Stored data —
▼
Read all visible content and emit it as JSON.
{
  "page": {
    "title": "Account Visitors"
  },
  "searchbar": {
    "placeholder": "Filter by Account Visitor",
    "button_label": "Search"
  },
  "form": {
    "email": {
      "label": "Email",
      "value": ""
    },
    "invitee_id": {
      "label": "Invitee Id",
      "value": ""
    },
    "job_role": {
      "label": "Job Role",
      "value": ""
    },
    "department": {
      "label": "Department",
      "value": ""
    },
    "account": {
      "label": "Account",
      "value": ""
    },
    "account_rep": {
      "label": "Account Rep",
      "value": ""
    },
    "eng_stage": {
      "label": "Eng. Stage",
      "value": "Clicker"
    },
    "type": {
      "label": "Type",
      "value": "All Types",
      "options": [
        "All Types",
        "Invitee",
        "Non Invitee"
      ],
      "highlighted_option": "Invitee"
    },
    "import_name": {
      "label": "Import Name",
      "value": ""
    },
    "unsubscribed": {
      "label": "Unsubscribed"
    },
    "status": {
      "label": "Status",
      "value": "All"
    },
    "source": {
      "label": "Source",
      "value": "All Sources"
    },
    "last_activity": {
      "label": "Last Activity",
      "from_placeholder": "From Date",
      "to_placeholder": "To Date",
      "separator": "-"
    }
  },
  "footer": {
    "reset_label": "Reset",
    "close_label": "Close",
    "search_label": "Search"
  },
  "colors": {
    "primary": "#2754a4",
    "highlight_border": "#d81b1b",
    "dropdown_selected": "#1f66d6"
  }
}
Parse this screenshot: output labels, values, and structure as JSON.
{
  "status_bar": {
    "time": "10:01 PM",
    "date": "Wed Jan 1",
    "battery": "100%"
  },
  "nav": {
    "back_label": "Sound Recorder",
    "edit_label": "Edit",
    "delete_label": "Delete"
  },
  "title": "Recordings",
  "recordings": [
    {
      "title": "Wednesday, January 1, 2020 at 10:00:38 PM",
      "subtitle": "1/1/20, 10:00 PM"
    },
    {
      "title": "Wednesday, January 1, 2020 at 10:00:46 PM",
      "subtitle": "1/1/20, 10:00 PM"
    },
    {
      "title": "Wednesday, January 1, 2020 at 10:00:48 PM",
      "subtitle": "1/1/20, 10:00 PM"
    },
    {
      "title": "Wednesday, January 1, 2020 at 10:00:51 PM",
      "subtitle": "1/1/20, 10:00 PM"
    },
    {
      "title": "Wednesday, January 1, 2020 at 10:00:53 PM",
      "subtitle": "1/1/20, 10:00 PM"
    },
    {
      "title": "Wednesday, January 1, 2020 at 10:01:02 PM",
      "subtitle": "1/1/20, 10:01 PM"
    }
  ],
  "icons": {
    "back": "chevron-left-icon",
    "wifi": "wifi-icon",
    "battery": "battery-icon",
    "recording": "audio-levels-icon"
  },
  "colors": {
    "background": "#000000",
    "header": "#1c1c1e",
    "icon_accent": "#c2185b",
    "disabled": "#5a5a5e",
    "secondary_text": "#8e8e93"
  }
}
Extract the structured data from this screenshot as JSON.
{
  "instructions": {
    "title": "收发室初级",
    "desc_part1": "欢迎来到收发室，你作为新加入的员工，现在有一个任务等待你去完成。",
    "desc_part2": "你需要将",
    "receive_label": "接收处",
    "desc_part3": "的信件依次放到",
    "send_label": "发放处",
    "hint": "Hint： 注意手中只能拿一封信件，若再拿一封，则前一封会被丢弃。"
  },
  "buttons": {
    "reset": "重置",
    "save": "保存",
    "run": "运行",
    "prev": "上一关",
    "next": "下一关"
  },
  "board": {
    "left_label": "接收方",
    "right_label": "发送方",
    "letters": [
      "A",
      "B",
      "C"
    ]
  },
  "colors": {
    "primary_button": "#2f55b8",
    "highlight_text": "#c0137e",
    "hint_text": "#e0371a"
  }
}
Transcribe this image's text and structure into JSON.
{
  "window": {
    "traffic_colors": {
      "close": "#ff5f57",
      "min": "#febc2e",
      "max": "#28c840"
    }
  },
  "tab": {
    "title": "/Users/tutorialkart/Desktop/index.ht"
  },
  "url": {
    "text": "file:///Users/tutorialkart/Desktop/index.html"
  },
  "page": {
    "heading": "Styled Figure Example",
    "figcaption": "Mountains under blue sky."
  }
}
▲
Retype the material in full, character for character.

Read all visible content and emit it as JSON.
{
  "page": {
    "title": "Account Visitors"
  },
  "searchbar": {
    "placeholder": "Filter by Account Visitor",
    "button_label": "Search"
  },
  "form": {
    "email": {
      "label": "Email",
      "value": ""
    },
    "invitee_id": {
      "label": "Invitee Id",
      "value": ""
    },
    "job_role": {
      "label": "Job Role",
      "value": ""
    },
    "department": {
      "label": "Department",
      "value": ""
    },
    "account": {
      "label": "Account",
      "value": ""
    },
    "account_rep": {
      "label": "Account Rep",
      "value": ""
    },
    "eng_stage": {
      "label": "Eng. Stage",
      "value": "Clicker"
    },
    "type": {
      "label": "Type",
      "value": "All Types",
      "options": [
        "All Types",
        "Invitee",
        "Non Invitee"
      ],
      "highlighted_option": "Invitee"
    },
    "import_name": {
      "label": "Import Name",
      "value": ""
    },
    "unsubscribed": {
      "label": "Unsubscribed"
    },
    "status": {
      "label": "Status",
      "value": "All"
    },
    "source": {
      "label": "Source",
      "value": "All Sources"
    },
    "last_activity": {
      "label": "Last Activity",
      "from_placeholder": "From Date",
      "to_placeholder": "To Date",
      "separator": "-"
    }
  },
  "footer": {
    "reset_label": "Reset",
    "close_label": "Close",
    "search_label": "Search"
  },
  "colors": {
    "primary": "#2754a4",
    "highlight_border": "#d81b1b",
    "dropdown_selected": "#1f66d6"
  }
}
Parse this screenshot: output labels, values, and structure as JSON.
{
  "status_bar": {
    "time": "10:01 PM",
    "date": "Wed Jan 1",
    "battery": "100%"
  },
  "nav": {
    "back_label": "Sound Recorder",
    "edit_label": "Edit",
    "delete_label": "Delete"
  },
  "title": "Recordings",
  "recordings": [
    {
      "title": "Wednesday, January 1, 2020 at 10:00:38 PM",
      "subtitle": "1/1/20, 10:00 PM"
    },
    {
      "title": "Wednesday, January 1, 2020 at 10:00:46 PM",
      "subtitle": "1/1/20, 10:00 PM"
    },
    {
      "title": "Wednesday, January 1, 2020 at 10:00:48 PM",
      "subtitle": "1/1/20, 10:00 PM"
    },
    {
      "title": "Wednesday, January 1, 2020 at 10:00:51 PM",
      "subtitle": "1/1/20, 10:00 PM"
    },
    {
      "title": "Wednesday, January 1, 2020 at 10:00:53 PM",
      "subtitle": "1/1/20, 10:00 PM"
    },
    {
      "title": "Wednesday, January 1, 2020 at 10:01:02 PM",
      "subtitle": "1/1/20, 10:01 PM"
    }
  ],
  "icons": {
    "back": "chevron-left-icon",
    "wifi": "wifi-icon",
    "battery": "battery-icon",
    "recording": "audio-levels-icon"
  },
  "colors": {
    "background": "#000000",
    "header": "#1c1c1e",
    "icon_accent": "#c2185b",
    "disabled": "#5a5a5e",
    "secondary_text": "#8e8e93"
  }
}
Extract the structured data from this screenshot as JSON.
{
  "instructions": {
    "title": "收发室初级",
    "desc_part1": "欢迎来到收发室，你作为新加入的员工，现在有一个任务等待你去完成。",
    "desc_part2": "你需要将",
    "receive_label": "接收处",
    "desc_part3": "的信件依次放到",
    "send_label": "发放处",
    "hint": "Hint： 注意手中只能拿一封信件，若再拿一封，则前一封会被丢弃。"
  },
  "buttons": {
    "reset": "重置",
    "save": "保存",
    "run": "运行",
    "prev": "上一关",
    "next": "下一关"
  },
  "board": {
    "left_label": "接收方",
    "right_label": "发送方",
    "letters": [
      "A",
      "B",
      "C"
    ]
  },
  "colors": {
    "primary_button": "#2f55b8",
    "highlight_text": "#c0137e",
    "hint_text": "#e0371a"
  }
}
Transcribe this image's text and structure into JSON.
{
  "window": {
    "traffic_colors": {
      "close": "#ff5f57",
      "min": "#febc2e",
      "max": "#28c840"
    }
  },
  "tab": {
    "title": "/Users/tutorialkart/Desktop/index.ht"
  },
  "url": {
    "text": "file:///Users/tutorialkart/Desktop/index.html"
  },
  "page": {
    "heading": "Styled Figure Example",
    "figcaption": "Mountains under blue sky."
  }
}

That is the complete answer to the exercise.